BRIEF >>
Leave out the pictures and copy the remaining records exactly.
◇ ◇ ◇
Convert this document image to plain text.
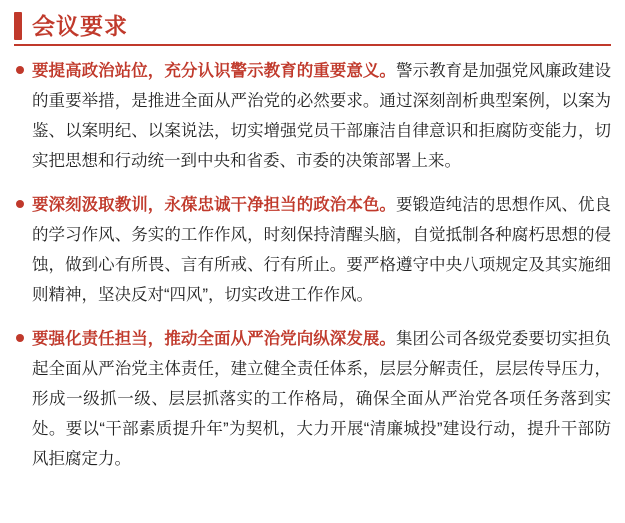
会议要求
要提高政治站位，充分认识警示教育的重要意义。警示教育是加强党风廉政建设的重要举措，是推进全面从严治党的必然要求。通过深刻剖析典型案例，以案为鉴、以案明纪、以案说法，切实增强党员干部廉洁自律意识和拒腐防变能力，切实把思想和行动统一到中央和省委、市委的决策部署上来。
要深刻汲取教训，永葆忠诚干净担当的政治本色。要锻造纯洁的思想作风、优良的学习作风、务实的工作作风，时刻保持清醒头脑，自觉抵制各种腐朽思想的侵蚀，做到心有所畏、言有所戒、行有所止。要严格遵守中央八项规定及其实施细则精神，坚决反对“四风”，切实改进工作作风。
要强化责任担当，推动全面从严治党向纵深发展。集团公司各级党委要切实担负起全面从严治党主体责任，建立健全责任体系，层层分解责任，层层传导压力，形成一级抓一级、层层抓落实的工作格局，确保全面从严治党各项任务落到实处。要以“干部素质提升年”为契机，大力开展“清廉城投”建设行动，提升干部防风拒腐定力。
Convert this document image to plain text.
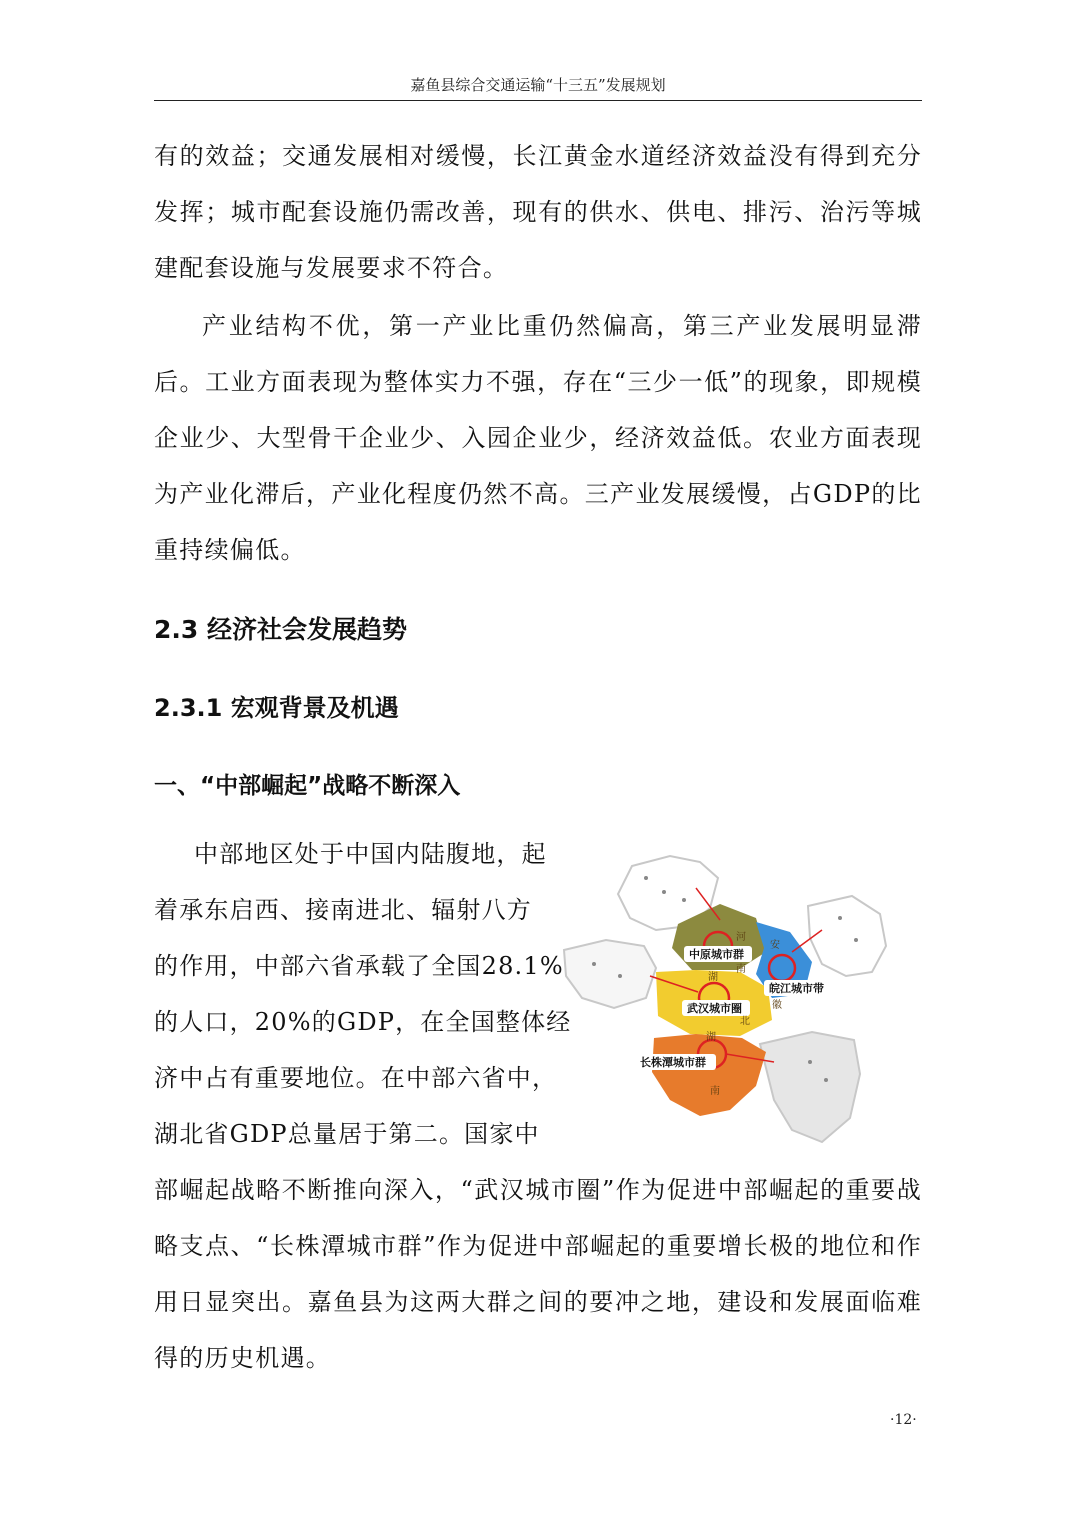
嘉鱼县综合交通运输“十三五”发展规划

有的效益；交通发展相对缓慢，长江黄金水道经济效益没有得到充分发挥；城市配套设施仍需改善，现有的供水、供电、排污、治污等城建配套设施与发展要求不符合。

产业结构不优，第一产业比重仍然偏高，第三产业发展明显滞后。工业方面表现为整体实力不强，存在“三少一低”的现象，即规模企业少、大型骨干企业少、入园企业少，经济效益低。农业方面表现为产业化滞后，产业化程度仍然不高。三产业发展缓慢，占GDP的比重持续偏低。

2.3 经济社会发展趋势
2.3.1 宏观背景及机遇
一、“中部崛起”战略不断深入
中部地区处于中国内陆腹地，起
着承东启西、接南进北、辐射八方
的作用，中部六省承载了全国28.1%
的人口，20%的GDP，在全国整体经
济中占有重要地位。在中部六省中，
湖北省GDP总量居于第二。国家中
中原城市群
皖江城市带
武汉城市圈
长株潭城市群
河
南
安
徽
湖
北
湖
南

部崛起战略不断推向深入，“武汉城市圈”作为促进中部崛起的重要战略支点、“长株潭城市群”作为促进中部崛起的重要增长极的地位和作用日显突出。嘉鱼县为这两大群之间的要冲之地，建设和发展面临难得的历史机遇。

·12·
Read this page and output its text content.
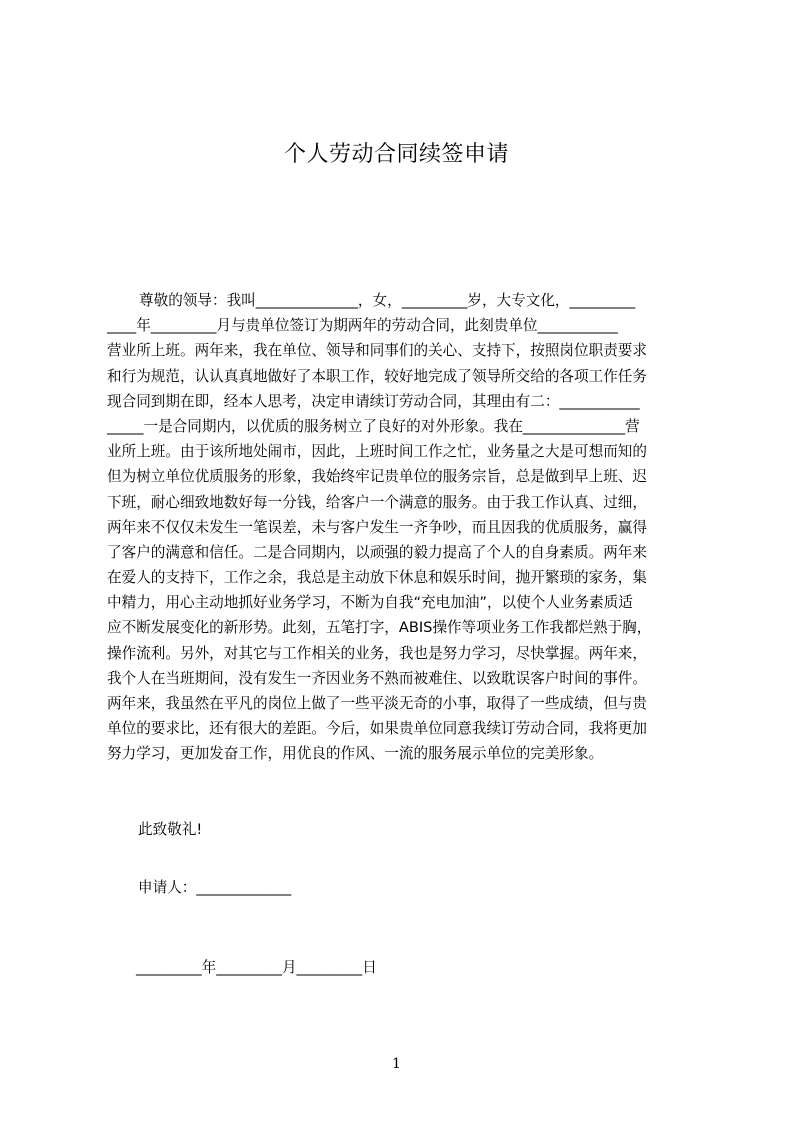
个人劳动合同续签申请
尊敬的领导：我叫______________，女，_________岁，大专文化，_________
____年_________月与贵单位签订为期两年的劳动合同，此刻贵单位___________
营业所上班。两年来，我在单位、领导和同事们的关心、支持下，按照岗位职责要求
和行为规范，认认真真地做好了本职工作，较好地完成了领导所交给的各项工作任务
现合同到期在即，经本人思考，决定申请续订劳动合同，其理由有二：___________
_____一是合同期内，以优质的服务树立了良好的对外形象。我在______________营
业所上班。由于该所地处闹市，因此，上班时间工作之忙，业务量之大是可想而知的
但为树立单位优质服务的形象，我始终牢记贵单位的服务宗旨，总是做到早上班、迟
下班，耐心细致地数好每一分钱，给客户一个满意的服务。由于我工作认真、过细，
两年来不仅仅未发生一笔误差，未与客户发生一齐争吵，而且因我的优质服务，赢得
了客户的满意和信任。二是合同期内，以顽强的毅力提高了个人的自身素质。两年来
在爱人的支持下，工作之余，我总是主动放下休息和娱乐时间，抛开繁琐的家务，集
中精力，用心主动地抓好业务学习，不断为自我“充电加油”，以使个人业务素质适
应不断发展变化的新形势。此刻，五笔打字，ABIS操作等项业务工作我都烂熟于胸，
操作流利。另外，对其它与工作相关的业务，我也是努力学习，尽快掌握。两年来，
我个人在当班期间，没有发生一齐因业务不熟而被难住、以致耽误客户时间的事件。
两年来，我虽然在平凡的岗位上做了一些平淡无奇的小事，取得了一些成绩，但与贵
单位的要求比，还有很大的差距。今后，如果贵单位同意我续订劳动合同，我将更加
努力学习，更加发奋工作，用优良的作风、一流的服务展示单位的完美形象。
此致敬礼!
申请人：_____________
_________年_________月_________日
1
◇ ◇ ◇
RESULT OF THIS TASK >>
Convert this document image to plain text.
会议要求
要提高政治站位，充分认识警示教育的重要意义。警示教育是加强党风廉政建设的重要举措，是推进全面从严治党的必然要求。通过深刻剖析典型案例，以案为鉴、以案明纪、以案说法，切实增强党员干部廉洁自律意识和拒腐防变能力，切实把思想和行动统一到中央和省委、市委的决策部署上来。
要深刻汲取教训，永葆忠诚干净担当的政治本色。要锻造纯洁的思想作风、优良的学习作风、务实的工作作风，时刻保持清醒头脑，自觉抵制各种腐朽思想的侵蚀，做到心有所畏、言有所戒、行有所止。要严格遵守中央八项规定及其实施细则精神，坚决反对“四风”，切实改进工作作风。
要强化责任担当，推动全面从严治党向纵深发展。集团公司各级党委要切实担负起全面从严治党主体责任，建立健全责任体系，层层分解责任，层层传导压力，形成一级抓一级、层层抓落实的工作格局，确保全面从严治党各项任务落到实处。要以“干部素质提升年”为契机，大力开展“清廉城投”建设行动，提升干部防风拒腐定力。
Convert this document image to plain text.
嘉鱼县综合交通运输“十三五”发展规划

有的效益；交通发展相对缓慢，长江黄金水道经济效益没有得到充分发挥；城市配套设施仍需改善，现有的供水、供电、排污、治污等城建配套设施与发展要求不符合。

产业结构不优，第一产业比重仍然偏高，第三产业发展明显滞后。工业方面表现为整体实力不强，存在“三少一低”的现象，即规模企业少、大型骨干企业少、入园企业少，经济效益低。农业方面表现为产业化滞后，产业化程度仍然不高。三产业发展缓慢，占GDP的比重持续偏低。

2.3 经济社会发展趋势
2.3.1 宏观背景及机遇
一、“中部崛起”战略不断深入
中部地区处于中国内陆腹地，起
着承东启西、接南进北、辐射八方
的作用，中部六省承载了全国28.1%
的人口，20%的GDP，在全国整体经
济中占有重要地位。在中部六省中，
湖北省GDP总量居于第二。国家中
中原城市群
皖江城市带
武汉城市圈
长株潭城市群
河
南
安
徽
湖
北
湖
南

部崛起战略不断推向深入，“武汉城市圈”作为促进中部崛起的重要战略支点、“长株潭城市群”作为促进中部崛起的重要增长极的地位和作用日显突出。嘉鱼县为这两大群之间的要冲之地，建设和发展面临难得的历史机遇。

·12·
Read this page and output its text content.
个人劳动合同续签申请
尊敬的领导：我叫______________，女，_________岁，大专文化，_________
____年_________月与贵单位签订为期两年的劳动合同，此刻贵单位___________
营业所上班。两年来，我在单位、领导和同事们的关心、支持下，按照岗位职责要求
和行为规范，认认真真地做好了本职工作，较好地完成了领导所交给的各项工作任务
现合同到期在即，经本人思考，决定申请续订劳动合同，其理由有二：___________
_____一是合同期内，以优质的服务树立了良好的对外形象。我在______________营
业所上班。由于该所地处闹市，因此，上班时间工作之忙，业务量之大是可想而知的
但为树立单位优质服务的形象，我始终牢记贵单位的服务宗旨，总是做到早上班、迟
下班，耐心细致地数好每一分钱，给客户一个满意的服务。由于我工作认真、过细，
两年来不仅仅未发生一笔误差，未与客户发生一齐争吵，而且因我的优质服务，赢得
了客户的满意和信任。二是合同期内，以顽强的毅力提高了个人的自身素质。两年来
在爱人的支持下，工作之余，我总是主动放下休息和娱乐时间，抛开繁琐的家务，集
中精力，用心主动地抓好业务学习，不断为自我“充电加油”，以使个人业务素质适
应不断发展变化的新形势。此刻，五笔打字，ABIS操作等项业务工作我都烂熟于胸，
操作流利。另外，对其它与工作相关的业务，我也是努力学习，尽快掌握。两年来，
我个人在当班期间，没有发生一齐因业务不熟而被难住、以致耽误客户时间的事件。
两年来，我虽然在平凡的岗位上做了一些平淡无奇的小事，取得了一些成绩，但与贵
单位的要求比，还有很大的差距。今后，如果贵单位同意我续订劳动合同，我将更加
努力学习，更加发奋工作，用优良的作风、一流的服务展示单位的完美形象。
此致敬礼!
申请人：_____________
_________年_________月_________日
1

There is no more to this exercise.